▶ _Exercise directions_
Read the listing below and copy out every line that holds "detection".

▶ _Input_

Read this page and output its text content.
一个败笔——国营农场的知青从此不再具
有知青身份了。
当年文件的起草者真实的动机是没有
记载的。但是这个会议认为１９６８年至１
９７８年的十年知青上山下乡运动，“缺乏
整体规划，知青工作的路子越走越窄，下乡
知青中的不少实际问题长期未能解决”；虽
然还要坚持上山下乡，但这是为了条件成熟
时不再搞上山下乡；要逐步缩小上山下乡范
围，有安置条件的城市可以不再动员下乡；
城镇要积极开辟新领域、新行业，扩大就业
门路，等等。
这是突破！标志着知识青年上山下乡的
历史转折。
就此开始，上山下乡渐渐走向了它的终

...

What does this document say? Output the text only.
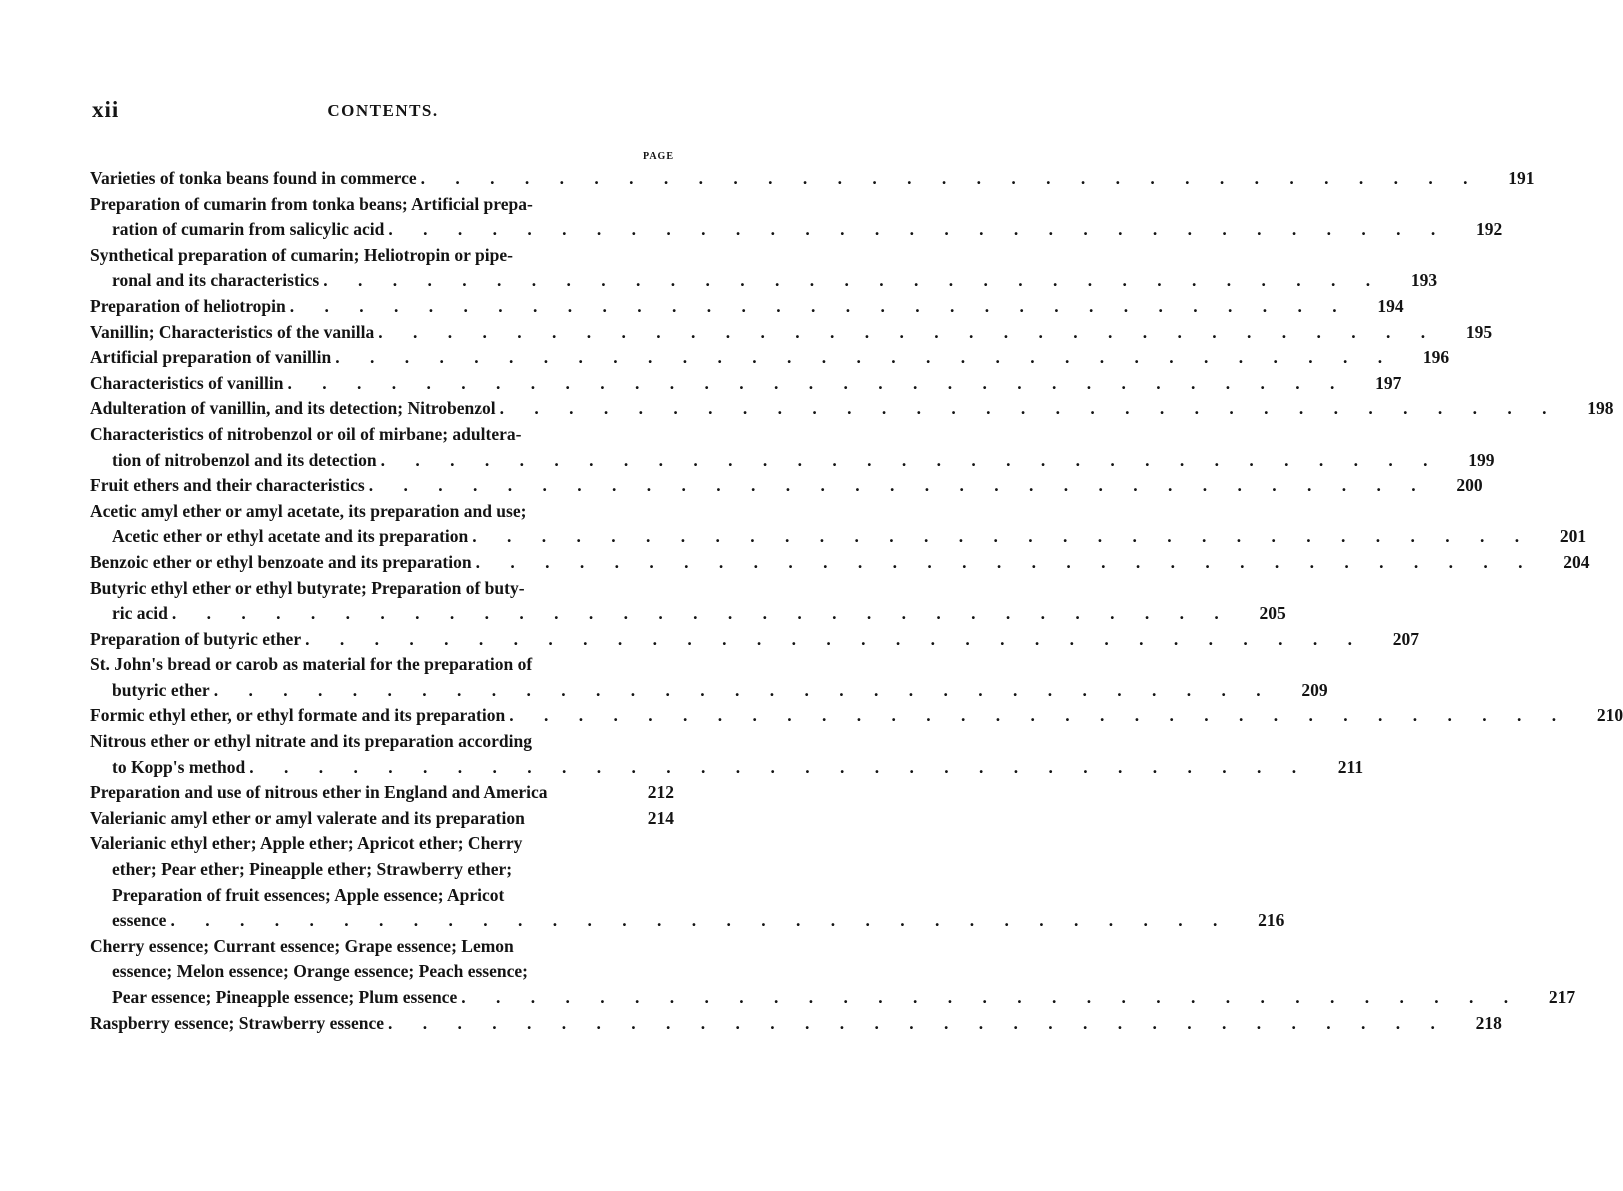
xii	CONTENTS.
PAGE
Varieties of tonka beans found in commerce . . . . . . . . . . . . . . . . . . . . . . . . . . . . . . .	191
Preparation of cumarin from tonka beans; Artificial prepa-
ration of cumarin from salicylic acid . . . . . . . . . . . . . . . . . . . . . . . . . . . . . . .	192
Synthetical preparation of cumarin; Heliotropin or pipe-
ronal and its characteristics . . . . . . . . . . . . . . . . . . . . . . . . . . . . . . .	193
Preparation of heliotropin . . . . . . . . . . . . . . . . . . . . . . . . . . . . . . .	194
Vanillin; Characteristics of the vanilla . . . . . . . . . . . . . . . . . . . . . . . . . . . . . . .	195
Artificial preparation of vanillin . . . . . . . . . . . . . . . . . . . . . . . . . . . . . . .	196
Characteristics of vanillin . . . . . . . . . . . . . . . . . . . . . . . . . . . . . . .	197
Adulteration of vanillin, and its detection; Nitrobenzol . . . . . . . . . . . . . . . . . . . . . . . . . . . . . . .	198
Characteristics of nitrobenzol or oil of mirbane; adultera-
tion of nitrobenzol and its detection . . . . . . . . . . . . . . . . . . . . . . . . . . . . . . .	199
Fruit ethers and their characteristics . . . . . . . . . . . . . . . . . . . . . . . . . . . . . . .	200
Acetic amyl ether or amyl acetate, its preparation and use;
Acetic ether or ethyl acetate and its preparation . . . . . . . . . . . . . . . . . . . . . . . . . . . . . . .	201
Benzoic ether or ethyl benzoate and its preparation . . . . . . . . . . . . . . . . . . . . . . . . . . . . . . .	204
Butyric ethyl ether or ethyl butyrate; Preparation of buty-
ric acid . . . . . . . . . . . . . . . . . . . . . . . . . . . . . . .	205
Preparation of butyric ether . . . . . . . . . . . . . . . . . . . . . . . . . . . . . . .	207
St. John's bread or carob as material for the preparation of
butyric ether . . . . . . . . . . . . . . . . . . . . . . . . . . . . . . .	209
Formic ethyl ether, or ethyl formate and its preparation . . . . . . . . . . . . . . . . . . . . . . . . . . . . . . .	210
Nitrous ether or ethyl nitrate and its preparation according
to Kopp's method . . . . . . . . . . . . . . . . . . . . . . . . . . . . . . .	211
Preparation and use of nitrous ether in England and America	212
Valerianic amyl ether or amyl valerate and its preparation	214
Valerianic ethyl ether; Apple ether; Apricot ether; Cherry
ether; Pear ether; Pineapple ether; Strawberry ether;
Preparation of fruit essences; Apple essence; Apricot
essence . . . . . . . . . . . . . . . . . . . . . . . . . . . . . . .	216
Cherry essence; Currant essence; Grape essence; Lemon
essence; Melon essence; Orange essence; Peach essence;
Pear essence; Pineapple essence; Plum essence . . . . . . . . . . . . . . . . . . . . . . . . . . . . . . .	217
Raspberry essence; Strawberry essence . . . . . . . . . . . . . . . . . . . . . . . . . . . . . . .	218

▶ _Output for this exercise_
Adulteration of vanillin, and its detection; Nitrobenzol . . . . . . . . . . . . . . . . . . . . . . . . . . . . . . .	198
tion of nitrobenzol and its detection . . . . . . . . . . . . . . . . . . . . . . . . . . . . . . .	199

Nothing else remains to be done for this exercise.